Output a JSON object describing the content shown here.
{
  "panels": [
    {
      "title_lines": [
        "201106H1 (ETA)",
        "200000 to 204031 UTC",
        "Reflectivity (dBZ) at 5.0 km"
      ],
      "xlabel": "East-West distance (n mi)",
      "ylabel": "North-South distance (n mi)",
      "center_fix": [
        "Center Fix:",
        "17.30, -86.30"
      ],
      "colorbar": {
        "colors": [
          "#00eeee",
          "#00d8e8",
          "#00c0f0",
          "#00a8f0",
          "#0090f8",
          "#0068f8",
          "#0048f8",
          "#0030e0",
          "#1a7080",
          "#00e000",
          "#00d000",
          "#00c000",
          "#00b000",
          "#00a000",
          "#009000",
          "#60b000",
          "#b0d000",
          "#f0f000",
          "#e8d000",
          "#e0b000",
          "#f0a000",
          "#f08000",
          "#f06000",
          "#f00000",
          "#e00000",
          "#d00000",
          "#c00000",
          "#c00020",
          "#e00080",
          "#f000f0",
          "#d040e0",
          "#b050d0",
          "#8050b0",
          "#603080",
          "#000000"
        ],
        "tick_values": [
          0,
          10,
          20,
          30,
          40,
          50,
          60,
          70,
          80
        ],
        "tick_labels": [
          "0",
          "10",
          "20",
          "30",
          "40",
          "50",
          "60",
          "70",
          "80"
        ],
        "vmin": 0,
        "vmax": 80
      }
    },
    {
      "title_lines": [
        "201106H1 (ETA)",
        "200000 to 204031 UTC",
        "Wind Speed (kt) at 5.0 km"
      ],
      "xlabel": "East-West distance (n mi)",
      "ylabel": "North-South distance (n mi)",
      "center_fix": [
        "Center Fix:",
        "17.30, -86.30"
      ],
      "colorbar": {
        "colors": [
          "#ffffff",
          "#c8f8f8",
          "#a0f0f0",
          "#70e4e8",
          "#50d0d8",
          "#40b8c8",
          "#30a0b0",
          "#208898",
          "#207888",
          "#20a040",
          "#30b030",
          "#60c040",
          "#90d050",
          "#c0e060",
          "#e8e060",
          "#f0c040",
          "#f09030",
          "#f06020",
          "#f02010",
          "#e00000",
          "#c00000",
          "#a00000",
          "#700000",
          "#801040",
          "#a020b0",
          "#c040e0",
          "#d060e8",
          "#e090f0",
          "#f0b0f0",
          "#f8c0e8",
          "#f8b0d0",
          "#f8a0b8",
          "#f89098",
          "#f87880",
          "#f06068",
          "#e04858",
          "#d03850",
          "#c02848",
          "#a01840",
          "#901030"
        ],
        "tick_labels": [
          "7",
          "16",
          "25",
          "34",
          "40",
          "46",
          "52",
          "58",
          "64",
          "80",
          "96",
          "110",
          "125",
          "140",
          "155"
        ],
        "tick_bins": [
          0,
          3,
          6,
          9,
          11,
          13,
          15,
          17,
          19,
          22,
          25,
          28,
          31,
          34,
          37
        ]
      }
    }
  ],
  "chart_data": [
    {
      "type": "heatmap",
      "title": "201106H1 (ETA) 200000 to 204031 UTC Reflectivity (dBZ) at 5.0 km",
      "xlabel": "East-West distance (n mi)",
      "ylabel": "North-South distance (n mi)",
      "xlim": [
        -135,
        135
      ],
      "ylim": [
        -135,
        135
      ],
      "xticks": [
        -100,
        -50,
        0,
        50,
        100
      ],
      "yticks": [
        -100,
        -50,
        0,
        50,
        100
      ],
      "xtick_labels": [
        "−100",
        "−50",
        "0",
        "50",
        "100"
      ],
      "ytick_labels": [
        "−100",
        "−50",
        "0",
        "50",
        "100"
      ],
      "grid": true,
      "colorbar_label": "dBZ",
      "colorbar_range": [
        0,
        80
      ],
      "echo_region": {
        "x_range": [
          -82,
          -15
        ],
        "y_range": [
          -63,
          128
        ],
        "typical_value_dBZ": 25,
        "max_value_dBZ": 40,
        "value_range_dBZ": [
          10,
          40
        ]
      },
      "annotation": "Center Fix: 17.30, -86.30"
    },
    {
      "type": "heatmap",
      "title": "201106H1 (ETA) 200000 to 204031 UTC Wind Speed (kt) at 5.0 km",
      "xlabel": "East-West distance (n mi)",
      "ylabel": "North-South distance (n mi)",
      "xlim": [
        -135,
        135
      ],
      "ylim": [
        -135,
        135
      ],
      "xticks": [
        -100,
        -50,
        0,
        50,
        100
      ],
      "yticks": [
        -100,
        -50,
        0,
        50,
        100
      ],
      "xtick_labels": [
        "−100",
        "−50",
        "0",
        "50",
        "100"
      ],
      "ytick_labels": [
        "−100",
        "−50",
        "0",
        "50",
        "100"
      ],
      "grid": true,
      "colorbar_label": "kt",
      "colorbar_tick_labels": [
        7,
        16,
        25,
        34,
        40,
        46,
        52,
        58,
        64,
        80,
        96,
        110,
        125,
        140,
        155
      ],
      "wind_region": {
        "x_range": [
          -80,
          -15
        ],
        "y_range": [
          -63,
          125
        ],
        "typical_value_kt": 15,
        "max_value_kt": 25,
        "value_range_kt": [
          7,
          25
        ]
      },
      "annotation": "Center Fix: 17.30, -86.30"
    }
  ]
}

====

Reproduce the material above, every line of it, exactly.

> _Expected answer_
Output a JSON object describing the content shown here.
{
  "panels": [
    {
      "title_lines": [
        "201106H1 (ETA)",
        "200000 to 204031 UTC",
        "Reflectivity (dBZ) at 5.0 km"
      ],
      "xlabel": "East-West distance (n mi)",
      "ylabel": "North-South distance (n mi)",
      "center_fix": [
        "Center Fix:",
        "17.30, -86.30"
      ],
      "colorbar": {
        "colors": [
          "#00eeee",
          "#00d8e8",
          "#00c0f0",
          "#00a8f0",
          "#0090f8",
          "#0068f8",
          "#0048f8",
          "#0030e0",
          "#1a7080",
          "#00e000",
          "#00d000",
          "#00c000",
          "#00b000",
          "#00a000",
          "#009000",
          "#60b000",
          "#b0d000",
          "#f0f000",
          "#e8d000",
          "#e0b000",
          "#f0a000",
          "#f08000",
          "#f06000",
          "#f00000",
          "#e00000",
          "#d00000",
          "#c00000",
          "#c00020",
          "#e00080",
          "#f000f0",
          "#d040e0",
          "#b050d0",
          "#8050b0",
          "#603080",
          "#000000"
        ],
        "tick_values": [
          0,
          10,
          20,
          30,
          40,
          50,
          60,
          70,
          80
        ],
        "tick_labels": [
          "0",
          "10",
          "20",
          "30",
          "40",
          "50",
          "60",
          "70",
          "80"
        ],
        "vmin": 0,
        "vmax": 80
      }
    },
    {
      "title_lines": [
        "201106H1 (ETA)",
        "200000 to 204031 UTC",
        "Wind Speed (kt) at 5.0 km"
      ],
      "xlabel": "East-West distance (n mi)",
      "ylabel": "North-South distance (n mi)",
      "center_fix": [
        "Center Fix:",
        "17.30, -86.30"
      ],
      "colorbar": {
        "colors": [
          "#ffffff",
          "#c8f8f8",
          "#a0f0f0",
          "#70e4e8",
          "#50d0d8",
          "#40b8c8",
          "#30a0b0",
          "#208898",
          "#207888",
          "#20a040",
          "#30b030",
          "#60c040",
          "#90d050",
          "#c0e060",
          "#e8e060",
          "#f0c040",
          "#f09030",
          "#f06020",
          "#f02010",
          "#e00000",
          "#c00000",
          "#a00000",
          "#700000",
          "#801040",
          "#a020b0",
          "#c040e0",
          "#d060e8",
          "#e090f0",
          "#f0b0f0",
          "#f8c0e8",
          "#f8b0d0",
          "#f8a0b8",
          "#f89098",
          "#f87880",
          "#f06068",
          "#e04858",
          "#d03850",
          "#c02848",
          "#a01840",
          "#901030"
        ],
        "tick_labels": [
          "7",
          "16",
          "25",
          "34",
          "40",
          "46",
          "52",
          "58",
          "64",
          "80",
          "96",
          "110",
          "125",
          "140",
          "155"
        ],
        "tick_bins": [
          0,
          3,
          6,
          9,
          11,
          13,
          15,
          17,
          19,
          22,
          25,
          28,
          31,
          34,
          37
        ]
      }
    }
  ],
  "chart_data": [
    {
      "type": "heatmap",
      "title": "201106H1 (ETA) 200000 to 204031 UTC Reflectivity (dBZ) at 5.0 km",
      "xlabel": "East-West distance (n mi)",
      "ylabel": "North-South distance (n mi)",
      "xlim": [
        -135,
        135
      ],
      "ylim": [
        -135,
        135
      ],
      "xticks": [
        -100,
        -50,
        0,
        50,
        100
      ],
      "yticks": [
        -100,
        -50,
        0,
        50,
        100
      ],
      "xtick_labels": [
        "−100",
        "−50",
        "0",
        "50",
        "100"
      ],
      "ytick_labels": [
        "−100",
        "−50",
        "0",
        "50",
        "100"
      ],
      "grid": true,
      "colorbar_label": "dBZ",
      "colorbar_range": [
        0,
        80
      ],
      "echo_region": {
        "x_range": [
          -82,
          -15
        ],
        "y_range": [
          -63,
          128
        ],
        "typical_value_dBZ": 25,
        "max_value_dBZ": 40,
        "value_range_dBZ": [
          10,
          40
        ]
      },
      "annotation": "Center Fix: 17.30, -86.30"
    },
    {
      "type": "heatmap",
      "title": "201106H1 (ETA) 200000 to 204031 UTC Wind Speed (kt) at 5.0 km",
      "xlabel": "East-West distance (n mi)",
      "ylabel": "North-South distance (n mi)",
      "xlim": [
        -135,
        135
      ],
      "ylim": [
        -135,
        135
      ],
      "xticks": [
        -100,
        -50,
        0,
        50,
        100
      ],
      "yticks": [
        -100,
        -50,
        0,
        50,
        100
      ],
      "xtick_labels": [
        "−100",
        "−50",
        "0",
        "50",
        "100"
      ],
      "ytick_labels": [
        "−100",
        "−50",
        "0",
        "50",
        "100"
      ],
      "grid": true,
      "colorbar_label": "kt",
      "colorbar_tick_labels": [
        7,
        16,
        25,
        34,
        40,
        46,
        52,
        58,
        64,
        80,
        96,
        110,
        125,
        140,
        155
      ],
      "wind_region": {
        "x_range": [
          -80,
          -15
        ],
        "y_range": [
          -63,
          125
        ],
        "typical_value_kt": 15,
        "max_value_kt": 25,
        "value_range_kt": [
          7,
          25
        ]
      },
      "annotation": "Center Fix: 17.30, -86.30"
    }
  ]
}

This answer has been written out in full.